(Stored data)

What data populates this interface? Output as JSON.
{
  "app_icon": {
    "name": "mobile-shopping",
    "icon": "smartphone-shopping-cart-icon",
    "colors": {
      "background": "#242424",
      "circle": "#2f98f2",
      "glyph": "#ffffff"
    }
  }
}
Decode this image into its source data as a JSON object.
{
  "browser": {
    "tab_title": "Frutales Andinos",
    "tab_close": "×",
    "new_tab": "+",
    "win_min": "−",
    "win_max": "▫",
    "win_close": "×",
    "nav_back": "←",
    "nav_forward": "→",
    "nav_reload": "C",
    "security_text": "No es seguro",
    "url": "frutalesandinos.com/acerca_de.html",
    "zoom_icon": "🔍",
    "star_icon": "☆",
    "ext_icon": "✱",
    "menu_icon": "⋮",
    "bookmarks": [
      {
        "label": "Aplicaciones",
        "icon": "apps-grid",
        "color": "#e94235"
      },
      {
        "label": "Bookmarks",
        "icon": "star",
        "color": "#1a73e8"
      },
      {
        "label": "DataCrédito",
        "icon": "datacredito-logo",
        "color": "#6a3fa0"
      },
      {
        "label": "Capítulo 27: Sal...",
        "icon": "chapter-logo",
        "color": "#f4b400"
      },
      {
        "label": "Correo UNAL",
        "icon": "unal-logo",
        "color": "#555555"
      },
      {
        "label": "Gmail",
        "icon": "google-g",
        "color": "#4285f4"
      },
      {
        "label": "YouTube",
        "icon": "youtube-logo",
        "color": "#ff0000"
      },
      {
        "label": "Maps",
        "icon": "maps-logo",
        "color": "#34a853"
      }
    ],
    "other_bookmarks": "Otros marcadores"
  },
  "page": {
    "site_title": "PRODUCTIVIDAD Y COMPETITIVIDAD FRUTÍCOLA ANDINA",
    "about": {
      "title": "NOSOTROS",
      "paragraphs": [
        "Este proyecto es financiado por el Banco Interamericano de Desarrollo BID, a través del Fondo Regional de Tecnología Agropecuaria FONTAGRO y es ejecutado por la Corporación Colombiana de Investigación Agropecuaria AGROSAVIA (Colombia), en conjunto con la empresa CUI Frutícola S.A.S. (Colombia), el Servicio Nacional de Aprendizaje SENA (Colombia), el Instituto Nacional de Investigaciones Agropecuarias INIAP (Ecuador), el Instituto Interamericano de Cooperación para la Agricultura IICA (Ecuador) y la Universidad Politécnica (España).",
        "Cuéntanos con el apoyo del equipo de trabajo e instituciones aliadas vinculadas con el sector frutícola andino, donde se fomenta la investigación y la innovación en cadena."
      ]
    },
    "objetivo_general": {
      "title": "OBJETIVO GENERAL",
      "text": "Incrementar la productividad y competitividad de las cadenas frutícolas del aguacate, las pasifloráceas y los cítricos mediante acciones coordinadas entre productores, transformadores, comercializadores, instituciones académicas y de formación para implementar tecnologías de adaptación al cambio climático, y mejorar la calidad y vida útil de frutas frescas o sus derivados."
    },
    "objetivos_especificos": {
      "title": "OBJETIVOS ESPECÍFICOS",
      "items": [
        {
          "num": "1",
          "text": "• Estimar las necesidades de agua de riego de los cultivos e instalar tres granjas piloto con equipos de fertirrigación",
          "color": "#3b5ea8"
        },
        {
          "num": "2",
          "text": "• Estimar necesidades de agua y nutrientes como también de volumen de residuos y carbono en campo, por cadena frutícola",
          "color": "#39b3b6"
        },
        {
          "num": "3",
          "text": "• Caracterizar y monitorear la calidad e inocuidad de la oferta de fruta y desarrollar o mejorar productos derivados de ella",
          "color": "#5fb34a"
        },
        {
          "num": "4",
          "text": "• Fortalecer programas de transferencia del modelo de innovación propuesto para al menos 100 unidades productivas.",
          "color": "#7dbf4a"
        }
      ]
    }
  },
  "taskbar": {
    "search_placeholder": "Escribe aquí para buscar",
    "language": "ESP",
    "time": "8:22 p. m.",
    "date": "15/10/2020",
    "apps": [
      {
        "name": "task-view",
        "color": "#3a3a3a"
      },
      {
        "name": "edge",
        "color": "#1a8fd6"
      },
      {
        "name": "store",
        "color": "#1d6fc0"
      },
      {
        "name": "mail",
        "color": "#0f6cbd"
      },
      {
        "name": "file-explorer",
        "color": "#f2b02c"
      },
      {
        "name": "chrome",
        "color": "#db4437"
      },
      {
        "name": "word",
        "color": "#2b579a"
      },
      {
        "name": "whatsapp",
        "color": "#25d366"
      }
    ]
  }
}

## WHAT YOU HAVE TO DO
Your answer should be a single number: the count of lines in the data that include the word "Estimar".

## FINISHED EXERCISE
2